__Work to do__
Return all of the data exactly as written, without the pictures.

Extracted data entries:
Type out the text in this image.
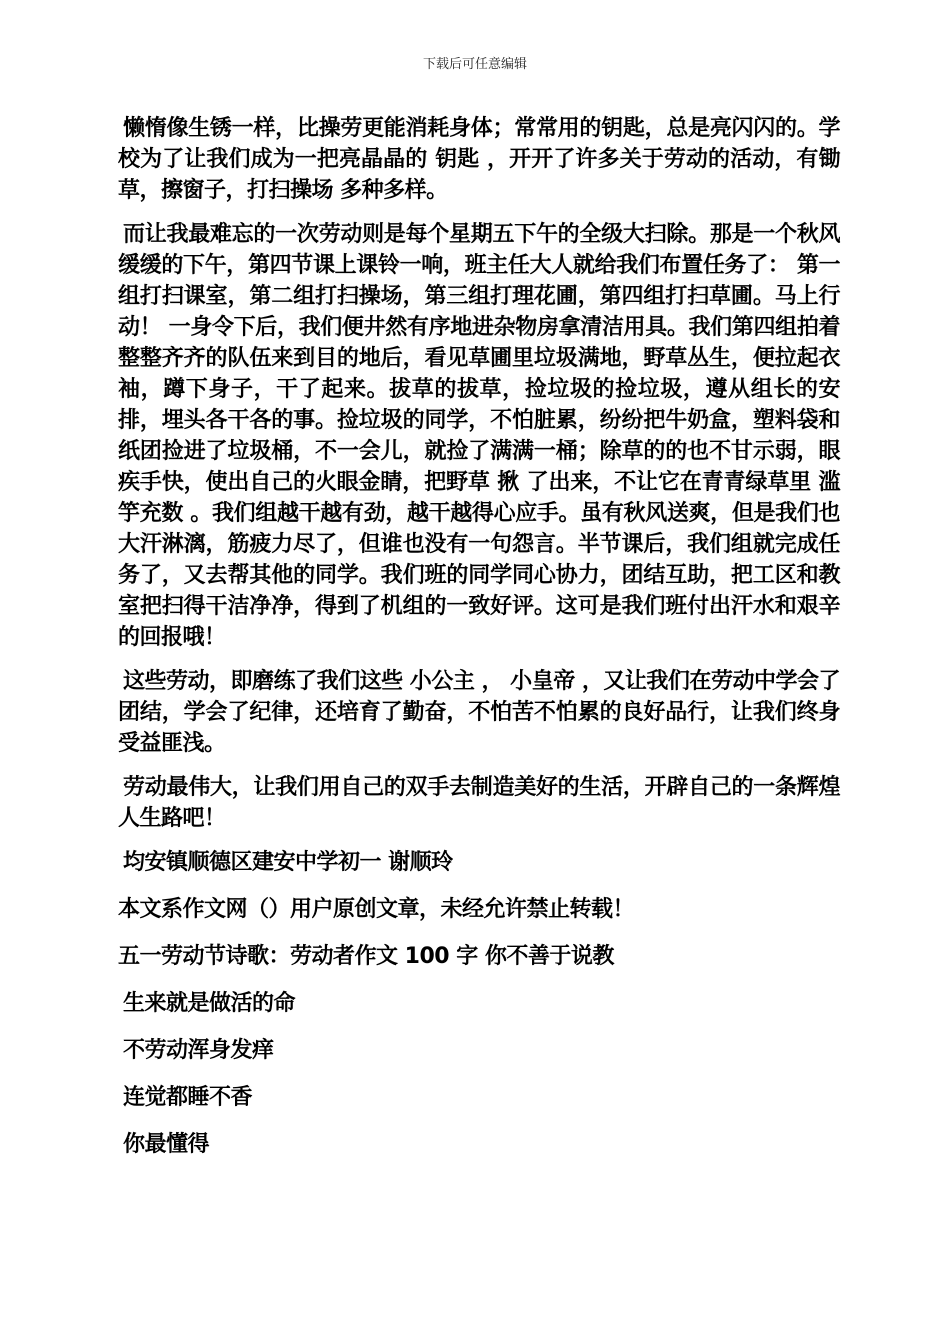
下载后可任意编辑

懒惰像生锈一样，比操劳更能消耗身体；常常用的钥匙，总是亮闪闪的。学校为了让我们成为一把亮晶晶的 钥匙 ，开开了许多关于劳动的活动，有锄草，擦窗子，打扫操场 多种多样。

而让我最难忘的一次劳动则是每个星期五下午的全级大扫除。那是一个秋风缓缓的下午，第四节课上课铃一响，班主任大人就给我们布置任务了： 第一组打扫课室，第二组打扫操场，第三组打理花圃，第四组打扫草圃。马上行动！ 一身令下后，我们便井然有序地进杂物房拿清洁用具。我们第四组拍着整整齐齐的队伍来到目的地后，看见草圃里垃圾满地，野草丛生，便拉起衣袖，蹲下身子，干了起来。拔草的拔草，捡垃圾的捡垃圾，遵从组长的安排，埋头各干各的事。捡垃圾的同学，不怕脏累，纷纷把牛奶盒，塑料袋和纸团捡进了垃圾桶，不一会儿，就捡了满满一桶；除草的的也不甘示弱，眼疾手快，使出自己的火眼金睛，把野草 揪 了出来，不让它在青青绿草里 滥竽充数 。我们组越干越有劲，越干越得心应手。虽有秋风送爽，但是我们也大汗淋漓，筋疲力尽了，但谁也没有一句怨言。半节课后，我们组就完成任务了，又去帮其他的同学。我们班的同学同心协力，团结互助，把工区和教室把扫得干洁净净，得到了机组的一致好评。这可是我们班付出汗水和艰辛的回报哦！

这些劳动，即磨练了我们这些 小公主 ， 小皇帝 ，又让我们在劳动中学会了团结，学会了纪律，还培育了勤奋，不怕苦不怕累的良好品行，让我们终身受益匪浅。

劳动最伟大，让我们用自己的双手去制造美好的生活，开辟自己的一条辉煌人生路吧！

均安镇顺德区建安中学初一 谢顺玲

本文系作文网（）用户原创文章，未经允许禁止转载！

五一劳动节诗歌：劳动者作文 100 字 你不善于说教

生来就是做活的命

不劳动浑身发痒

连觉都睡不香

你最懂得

__Answer to the exercise__
Type out the text in this image.
下载后可任意编辑

懒惰像生锈一样，比操劳更能消耗身体；常常用的钥匙，总是亮闪闪的。学校为了让我们成为一把亮晶晶的 钥匙 ，开开了许多关于劳动的活动，有锄草，擦窗子，打扫操场 多种多样。

而让我最难忘的一次劳动则是每个星期五下午的全级大扫除。那是一个秋风缓缓的下午，第四节课上课铃一响，班主任大人就给我们布置任务了： 第一组打扫课室，第二组打扫操场，第三组打理花圃，第四组打扫草圃。马上行动！ 一身令下后，我们便井然有序地进杂物房拿清洁用具。我们第四组拍着整整齐齐的队伍来到目的地后，看见草圃里垃圾满地，野草丛生，便拉起衣袖，蹲下身子，干了起来。拔草的拔草，捡垃圾的捡垃圾，遵从组长的安排，埋头各干各的事。捡垃圾的同学，不怕脏累，纷纷把牛奶盒，塑料袋和纸团捡进了垃圾桶，不一会儿，就捡了满满一桶；除草的的也不甘示弱，眼疾手快，使出自己的火眼金睛，把野草 揪 了出来，不让它在青青绿草里 滥竽充数 。我们组越干越有劲，越干越得心应手。虽有秋风送爽，但是我们也大汗淋漓，筋疲力尽了，但谁也没有一句怨言。半节课后，我们组就完成任务了，又去帮其他的同学。我们班的同学同心协力，团结互助，把工区和教室把扫得干洁净净，得到了机组的一致好评。这可是我们班付出汗水和艰辛的回报哦！

这些劳动，即磨练了我们这些 小公主 ， 小皇帝 ，又让我们在劳动中学会了团结，学会了纪律，还培育了勤奋，不怕苦不怕累的良好品行，让我们终身受益匪浅。

劳动最伟大，让我们用自己的双手去制造美好的生活，开辟自己的一条辉煌人生路吧！

均安镇顺德区建安中学初一 谢顺玲

本文系作文网（）用户原创文章，未经允许禁止转载！

五一劳动节诗歌：劳动者作文 100 字 你不善于说教

生来就是做活的命

不劳动浑身发痒

连觉都睡不香

你最懂得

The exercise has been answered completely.